■ **The request**: Return, unchanged, the records between the line containing "hero-links: Get Started" and the line containing "extension-icon[interactable] xyxy=(965,41,985,61)", inclusive.

----

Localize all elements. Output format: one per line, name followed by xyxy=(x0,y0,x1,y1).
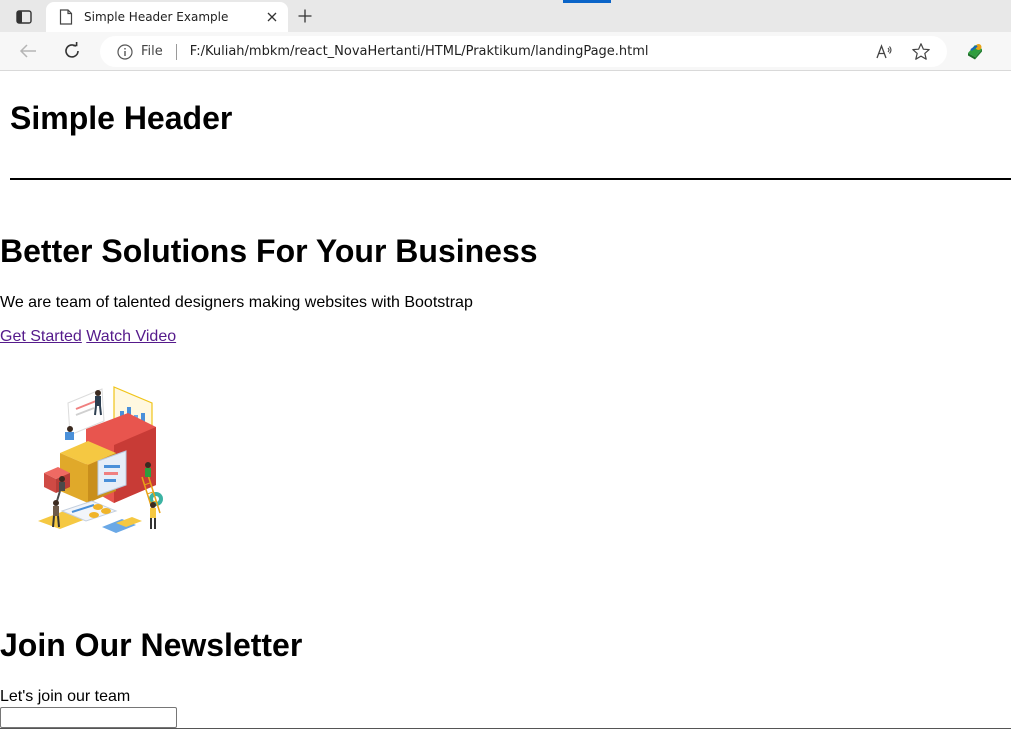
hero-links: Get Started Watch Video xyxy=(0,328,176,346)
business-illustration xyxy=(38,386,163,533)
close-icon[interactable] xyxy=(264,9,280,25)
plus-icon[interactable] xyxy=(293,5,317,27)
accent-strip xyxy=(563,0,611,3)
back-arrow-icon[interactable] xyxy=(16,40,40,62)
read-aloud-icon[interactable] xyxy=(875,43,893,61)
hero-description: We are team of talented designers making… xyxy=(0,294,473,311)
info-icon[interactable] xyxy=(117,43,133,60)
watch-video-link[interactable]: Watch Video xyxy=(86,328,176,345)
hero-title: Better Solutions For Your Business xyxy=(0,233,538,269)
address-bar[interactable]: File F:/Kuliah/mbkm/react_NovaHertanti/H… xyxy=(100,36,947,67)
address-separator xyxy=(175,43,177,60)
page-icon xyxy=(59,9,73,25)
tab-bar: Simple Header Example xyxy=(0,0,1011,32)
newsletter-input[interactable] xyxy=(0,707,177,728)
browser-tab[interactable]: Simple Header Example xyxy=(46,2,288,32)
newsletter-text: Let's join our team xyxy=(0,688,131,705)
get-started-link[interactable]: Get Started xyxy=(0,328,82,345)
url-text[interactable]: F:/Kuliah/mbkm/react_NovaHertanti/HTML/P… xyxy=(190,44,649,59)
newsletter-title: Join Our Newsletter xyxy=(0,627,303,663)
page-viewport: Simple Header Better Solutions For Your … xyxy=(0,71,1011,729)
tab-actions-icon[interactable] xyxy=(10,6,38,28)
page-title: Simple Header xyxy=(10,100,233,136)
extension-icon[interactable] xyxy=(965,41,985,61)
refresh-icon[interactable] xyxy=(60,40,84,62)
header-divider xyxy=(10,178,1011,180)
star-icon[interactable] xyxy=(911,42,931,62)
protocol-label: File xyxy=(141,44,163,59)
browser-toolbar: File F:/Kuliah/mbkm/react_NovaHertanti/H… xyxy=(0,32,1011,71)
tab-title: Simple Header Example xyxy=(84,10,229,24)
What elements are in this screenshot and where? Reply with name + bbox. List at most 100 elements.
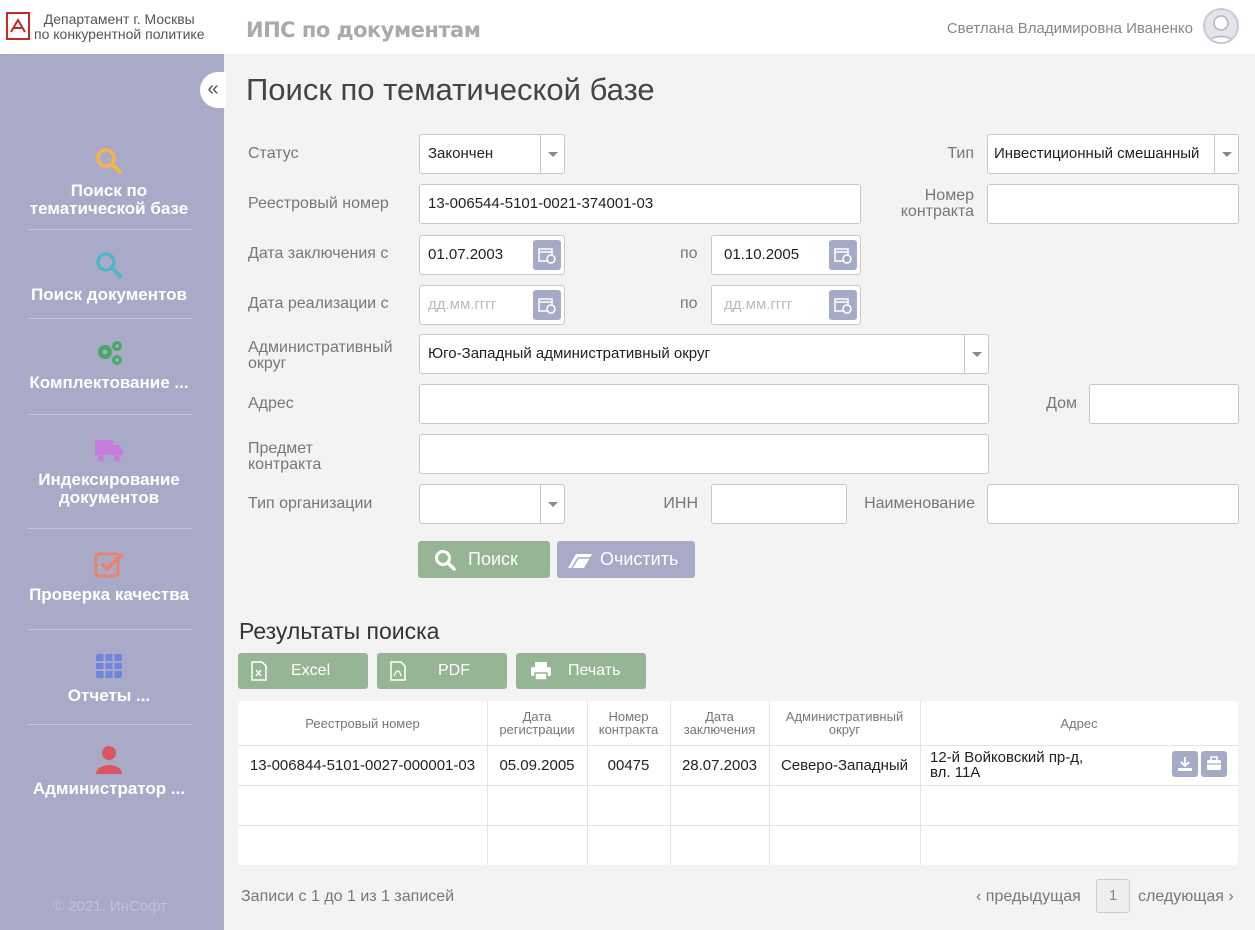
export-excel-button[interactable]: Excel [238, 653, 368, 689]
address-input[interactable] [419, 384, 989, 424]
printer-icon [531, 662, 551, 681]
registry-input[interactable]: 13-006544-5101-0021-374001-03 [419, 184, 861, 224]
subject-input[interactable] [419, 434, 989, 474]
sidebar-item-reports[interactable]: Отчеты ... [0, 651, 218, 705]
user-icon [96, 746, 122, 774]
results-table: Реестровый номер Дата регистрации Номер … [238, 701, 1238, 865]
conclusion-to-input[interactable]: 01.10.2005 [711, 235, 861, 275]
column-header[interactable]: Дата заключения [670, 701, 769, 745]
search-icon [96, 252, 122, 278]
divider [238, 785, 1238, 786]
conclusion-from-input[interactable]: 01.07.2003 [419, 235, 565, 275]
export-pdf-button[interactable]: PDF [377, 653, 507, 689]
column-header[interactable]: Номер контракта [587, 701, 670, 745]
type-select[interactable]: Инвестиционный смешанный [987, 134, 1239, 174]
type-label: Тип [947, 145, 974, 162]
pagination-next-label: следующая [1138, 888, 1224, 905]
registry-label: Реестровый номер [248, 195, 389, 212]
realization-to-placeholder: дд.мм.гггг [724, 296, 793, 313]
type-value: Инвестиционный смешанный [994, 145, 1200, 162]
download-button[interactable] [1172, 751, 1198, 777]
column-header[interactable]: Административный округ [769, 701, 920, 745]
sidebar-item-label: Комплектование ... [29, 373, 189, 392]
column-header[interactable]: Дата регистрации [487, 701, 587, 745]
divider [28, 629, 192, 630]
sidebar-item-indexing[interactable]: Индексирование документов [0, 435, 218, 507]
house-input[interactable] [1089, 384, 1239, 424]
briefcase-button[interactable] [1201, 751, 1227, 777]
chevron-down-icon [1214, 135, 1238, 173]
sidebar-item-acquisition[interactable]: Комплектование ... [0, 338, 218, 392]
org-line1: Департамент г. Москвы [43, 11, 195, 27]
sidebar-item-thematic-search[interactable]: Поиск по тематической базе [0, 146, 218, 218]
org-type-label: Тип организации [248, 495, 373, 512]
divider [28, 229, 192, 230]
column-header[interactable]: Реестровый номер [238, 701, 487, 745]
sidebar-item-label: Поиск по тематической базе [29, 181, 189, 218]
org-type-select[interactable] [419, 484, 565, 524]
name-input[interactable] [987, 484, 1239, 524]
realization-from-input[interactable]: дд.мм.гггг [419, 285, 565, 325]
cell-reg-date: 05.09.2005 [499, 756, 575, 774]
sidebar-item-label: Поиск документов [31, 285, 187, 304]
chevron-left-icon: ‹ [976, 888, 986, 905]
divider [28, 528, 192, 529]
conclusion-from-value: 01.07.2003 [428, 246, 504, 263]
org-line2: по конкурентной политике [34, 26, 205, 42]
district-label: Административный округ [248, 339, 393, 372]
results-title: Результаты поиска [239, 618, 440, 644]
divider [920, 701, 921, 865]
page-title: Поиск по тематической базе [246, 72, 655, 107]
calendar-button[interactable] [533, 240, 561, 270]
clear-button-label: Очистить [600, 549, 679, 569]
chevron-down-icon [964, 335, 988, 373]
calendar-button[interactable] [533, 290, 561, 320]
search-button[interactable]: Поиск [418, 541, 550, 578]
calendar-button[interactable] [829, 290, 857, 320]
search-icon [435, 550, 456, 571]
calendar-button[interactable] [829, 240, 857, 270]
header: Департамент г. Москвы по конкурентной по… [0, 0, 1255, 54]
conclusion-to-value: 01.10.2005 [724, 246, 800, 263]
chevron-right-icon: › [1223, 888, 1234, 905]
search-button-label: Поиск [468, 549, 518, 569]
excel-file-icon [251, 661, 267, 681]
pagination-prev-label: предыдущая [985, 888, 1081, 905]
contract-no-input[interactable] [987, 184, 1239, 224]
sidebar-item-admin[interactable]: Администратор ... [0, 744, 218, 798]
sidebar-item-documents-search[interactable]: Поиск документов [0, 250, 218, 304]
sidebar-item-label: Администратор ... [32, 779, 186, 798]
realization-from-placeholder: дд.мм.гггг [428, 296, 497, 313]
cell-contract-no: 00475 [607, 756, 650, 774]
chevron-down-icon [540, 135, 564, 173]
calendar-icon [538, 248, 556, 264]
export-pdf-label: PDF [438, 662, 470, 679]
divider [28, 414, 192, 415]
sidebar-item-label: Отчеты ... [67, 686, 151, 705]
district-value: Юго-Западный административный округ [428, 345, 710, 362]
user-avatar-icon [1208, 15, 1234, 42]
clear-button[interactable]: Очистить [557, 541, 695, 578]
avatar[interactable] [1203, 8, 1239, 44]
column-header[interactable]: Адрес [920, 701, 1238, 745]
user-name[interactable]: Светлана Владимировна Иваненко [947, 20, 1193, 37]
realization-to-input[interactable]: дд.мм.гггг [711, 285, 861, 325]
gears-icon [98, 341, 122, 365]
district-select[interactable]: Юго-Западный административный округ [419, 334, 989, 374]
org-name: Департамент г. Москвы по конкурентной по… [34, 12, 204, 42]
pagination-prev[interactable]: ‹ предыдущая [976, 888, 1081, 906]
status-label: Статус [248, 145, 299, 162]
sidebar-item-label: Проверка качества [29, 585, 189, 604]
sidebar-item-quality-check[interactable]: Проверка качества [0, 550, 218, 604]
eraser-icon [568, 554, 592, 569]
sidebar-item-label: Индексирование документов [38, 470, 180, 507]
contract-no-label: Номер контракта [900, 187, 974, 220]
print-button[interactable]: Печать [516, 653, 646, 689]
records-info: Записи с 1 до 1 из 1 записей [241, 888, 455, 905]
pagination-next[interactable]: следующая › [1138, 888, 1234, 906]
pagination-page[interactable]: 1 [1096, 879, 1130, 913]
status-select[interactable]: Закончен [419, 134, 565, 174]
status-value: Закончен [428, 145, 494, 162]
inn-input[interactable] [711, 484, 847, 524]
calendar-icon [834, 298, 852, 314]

----

■ **Answer below**:
hero-links: Get Started Watch Video xyxy=(0,328,176,346)
business-illustration xyxy=(38,386,163,533)
close-icon[interactable] xyxy=(264,9,280,25)
plus-icon[interactable] xyxy=(293,5,317,27)
accent-strip xyxy=(563,0,611,3)
back-arrow-icon[interactable] xyxy=(16,40,40,62)
read-aloud-icon[interactable] xyxy=(875,43,893,61)
hero-description: We are team of talented designers making… xyxy=(0,294,473,311)
info-icon[interactable] xyxy=(117,43,133,60)
watch-video-link[interactable]: Watch Video xyxy=(86,328,176,345)
hero-title: Better Solutions For Your Business xyxy=(0,233,538,269)
address-bar[interactable]: File F:/Kuliah/mbkm/react_NovaHertanti/H… xyxy=(100,36,947,67)
address-separator xyxy=(175,43,177,60)
page-icon xyxy=(59,9,73,25)
tab-bar: Simple Header Example xyxy=(0,0,1011,32)
newsletter-input[interactable] xyxy=(0,707,177,728)
browser-tab[interactable]: Simple Header Example xyxy=(46,2,288,32)
newsletter-text: Let's join our team xyxy=(0,688,131,705)
get-started-link[interactable]: Get Started xyxy=(0,328,82,345)
url-text[interactable]: F:/Kuliah/mbkm/react_NovaHertanti/HTML/P… xyxy=(190,44,649,59)
newsletter-title: Join Our Newsletter xyxy=(0,627,303,663)
page-viewport: Simple Header Better Solutions For Your … xyxy=(0,71,1011,729)
tab-actions-icon[interactable] xyxy=(10,6,38,28)
page-title: Simple Header xyxy=(10,100,233,136)
extension-icon[interactable] xyxy=(965,41,985,61)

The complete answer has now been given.